━━━━━ Приведённый отрывок ━━━━━

Всякое произведение искусства есть дитя своего времени, часто оно и мать наших чувств.

Так каждый культурный период создает свое собственное искусство, которое не может быть повторено. Стремление вдохнуть жизнь в художественные принципы прошлого может в лучшем случае вызвать художественные произведения, подобные мертворожденному ребенку. Мы не можем ни чувствовать, как древние греки, ни жить их внутренней жизнью. Так, например, усилия применить греческие принципы в пластическом искусстве могут создать лишь формы, сходные с греческими, но само произведение останется бездушным на все времена. Такое подражание похоже на подражание обезьян. С внешней стороны движения обезьяны совершенно сходны с человеческими. Обезьяна сидит и держит перед собою книгу, она перелистывает ее, делает задумчивое лицо, но внутренний смысл этих движений совершенно отсутствует.

━━━━━ Исходные данные ━━━━━

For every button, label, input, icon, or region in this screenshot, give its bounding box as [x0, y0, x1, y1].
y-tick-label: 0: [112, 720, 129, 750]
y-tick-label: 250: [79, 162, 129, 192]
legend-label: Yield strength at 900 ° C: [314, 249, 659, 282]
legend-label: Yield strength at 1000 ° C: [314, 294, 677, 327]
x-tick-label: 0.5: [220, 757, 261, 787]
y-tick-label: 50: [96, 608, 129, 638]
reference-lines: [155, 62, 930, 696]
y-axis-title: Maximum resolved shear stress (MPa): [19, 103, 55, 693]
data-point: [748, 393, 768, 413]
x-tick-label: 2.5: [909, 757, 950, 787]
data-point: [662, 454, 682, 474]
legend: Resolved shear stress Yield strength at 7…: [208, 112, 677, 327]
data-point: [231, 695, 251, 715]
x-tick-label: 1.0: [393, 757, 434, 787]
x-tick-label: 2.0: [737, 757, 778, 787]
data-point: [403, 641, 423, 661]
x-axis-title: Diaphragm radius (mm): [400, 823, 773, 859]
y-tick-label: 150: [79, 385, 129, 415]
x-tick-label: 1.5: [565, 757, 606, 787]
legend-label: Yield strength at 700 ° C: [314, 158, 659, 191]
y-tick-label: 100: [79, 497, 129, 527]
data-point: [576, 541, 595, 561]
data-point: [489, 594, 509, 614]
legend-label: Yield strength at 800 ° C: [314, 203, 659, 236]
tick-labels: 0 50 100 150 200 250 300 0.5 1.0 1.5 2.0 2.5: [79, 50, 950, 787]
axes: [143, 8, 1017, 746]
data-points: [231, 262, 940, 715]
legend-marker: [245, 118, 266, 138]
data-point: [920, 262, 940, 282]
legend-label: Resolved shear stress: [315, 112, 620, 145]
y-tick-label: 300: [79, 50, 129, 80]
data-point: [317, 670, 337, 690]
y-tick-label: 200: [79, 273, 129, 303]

━━━━━

Письменное задание: Кем, согласно приведённому отрывку, является всякое произведение искусства?

Ответ на задание: Дитя своего времени, а часто и мать наших чувств.